Go through the entries below and retype them exactly, omitting each picture.

Data for processing:
-=-=-=-=-

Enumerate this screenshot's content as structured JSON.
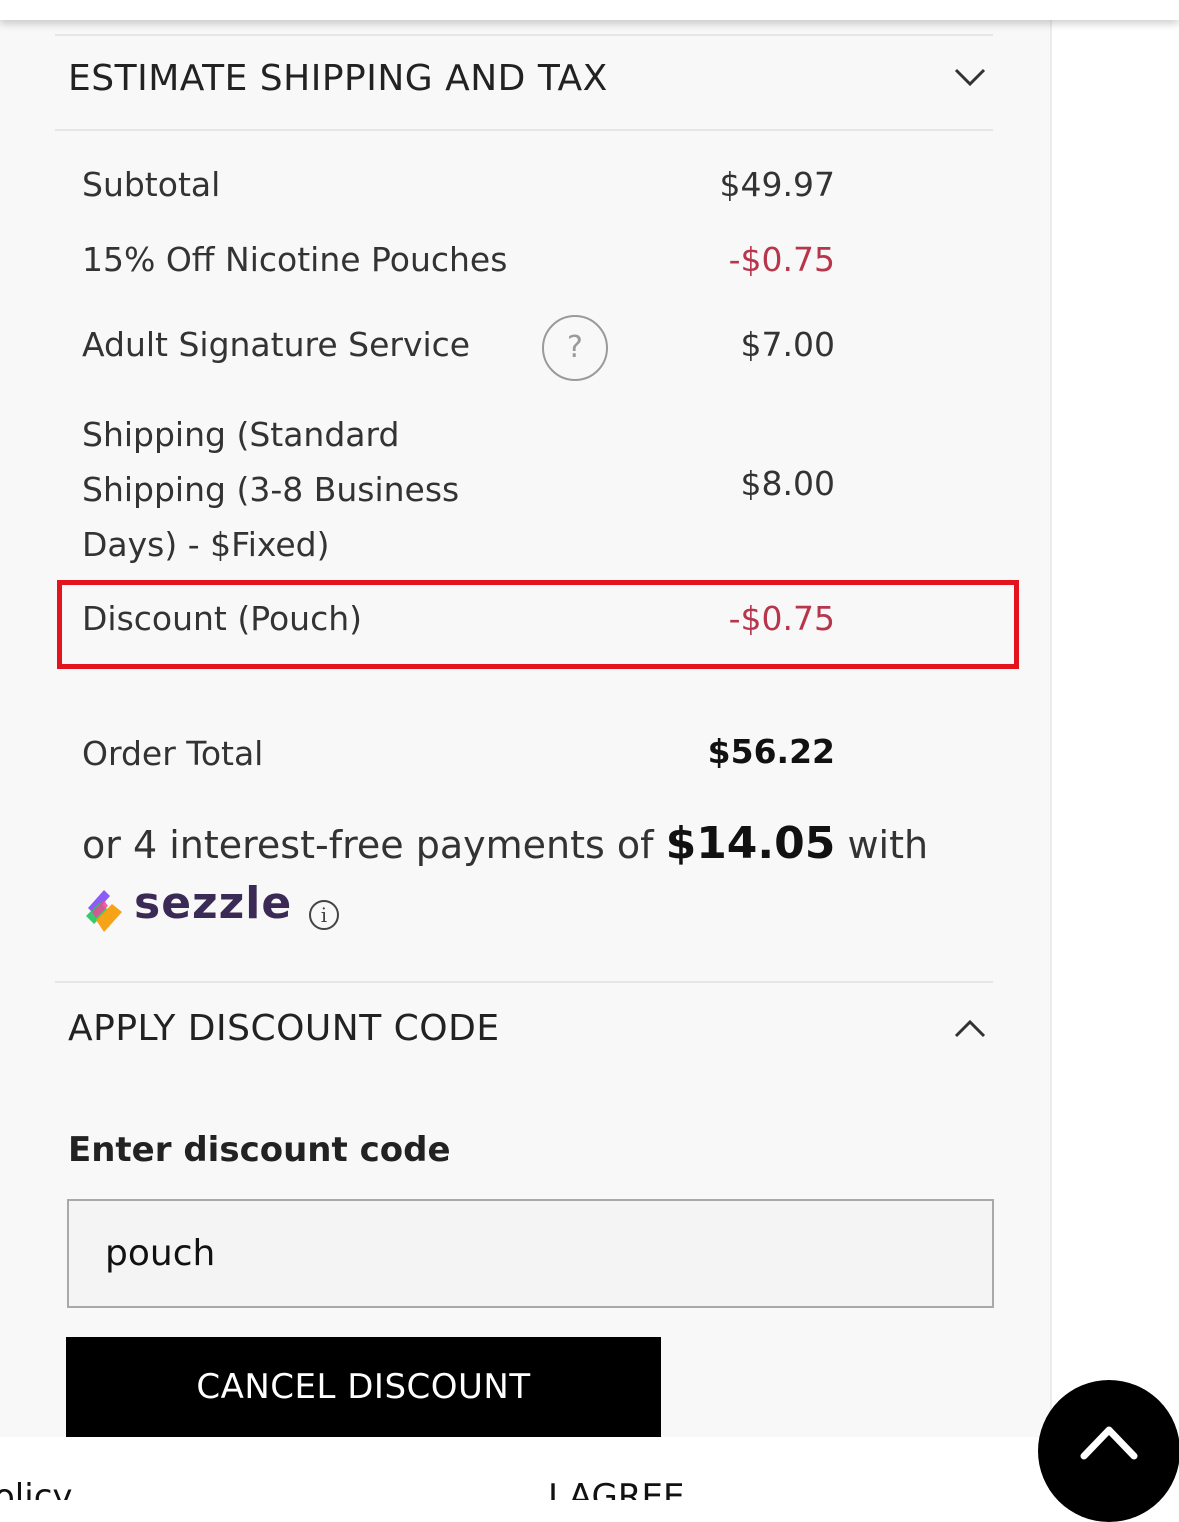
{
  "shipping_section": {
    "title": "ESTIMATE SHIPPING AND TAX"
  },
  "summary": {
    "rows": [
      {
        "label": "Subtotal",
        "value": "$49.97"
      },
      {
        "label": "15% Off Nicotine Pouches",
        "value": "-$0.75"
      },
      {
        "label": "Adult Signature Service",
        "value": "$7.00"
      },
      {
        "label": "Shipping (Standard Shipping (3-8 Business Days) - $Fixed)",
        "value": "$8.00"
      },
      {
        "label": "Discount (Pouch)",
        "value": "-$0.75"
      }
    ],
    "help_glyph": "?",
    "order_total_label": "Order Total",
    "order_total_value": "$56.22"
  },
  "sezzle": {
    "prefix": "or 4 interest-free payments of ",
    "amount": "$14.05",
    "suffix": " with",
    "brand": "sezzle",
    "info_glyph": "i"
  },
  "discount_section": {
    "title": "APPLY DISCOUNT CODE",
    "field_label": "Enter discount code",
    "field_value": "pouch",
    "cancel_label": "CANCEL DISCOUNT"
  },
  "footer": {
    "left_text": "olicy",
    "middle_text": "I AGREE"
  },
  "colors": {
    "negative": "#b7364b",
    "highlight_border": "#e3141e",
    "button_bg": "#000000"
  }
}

-=-=-=-=-

Answer for this exercise:
Enumerate this screenshot's content as structured JSON.
{
  "shipping_section": {
    "title": "ESTIMATE SHIPPING AND TAX"
  },
  "summary": {
    "rows": [
      {
        "label": "Subtotal",
        "value": "$49.97"
      },
      {
        "label": "15% Off Nicotine Pouches",
        "value": "-$0.75"
      },
      {
        "label": "Adult Signature Service",
        "value": "$7.00"
      },
      {
        "label": "Shipping (Standard Shipping (3-8 Business Days) - $Fixed)",
        "value": "$8.00"
      },
      {
        "label": "Discount (Pouch)",
        "value": "-$0.75"
      }
    ],
    "help_glyph": "?",
    "order_total_label": "Order Total",
    "order_total_value": "$56.22"
  },
  "sezzle": {
    "prefix": "or 4 interest-free payments of ",
    "amount": "$14.05",
    "suffix": " with",
    "brand": "sezzle",
    "info_glyph": "i"
  },
  "discount_section": {
    "title": "APPLY DISCOUNT CODE",
    "field_label": "Enter discount code",
    "field_value": "pouch",
    "cancel_label": "CANCEL DISCOUNT"
  },
  "footer": {
    "left_text": "olicy",
    "middle_text": "I AGREE"
  },
  "colors": {
    "negative": "#b7364b",
    "highlight_border": "#e3141e",
    "button_bg": "#000000"
  }
}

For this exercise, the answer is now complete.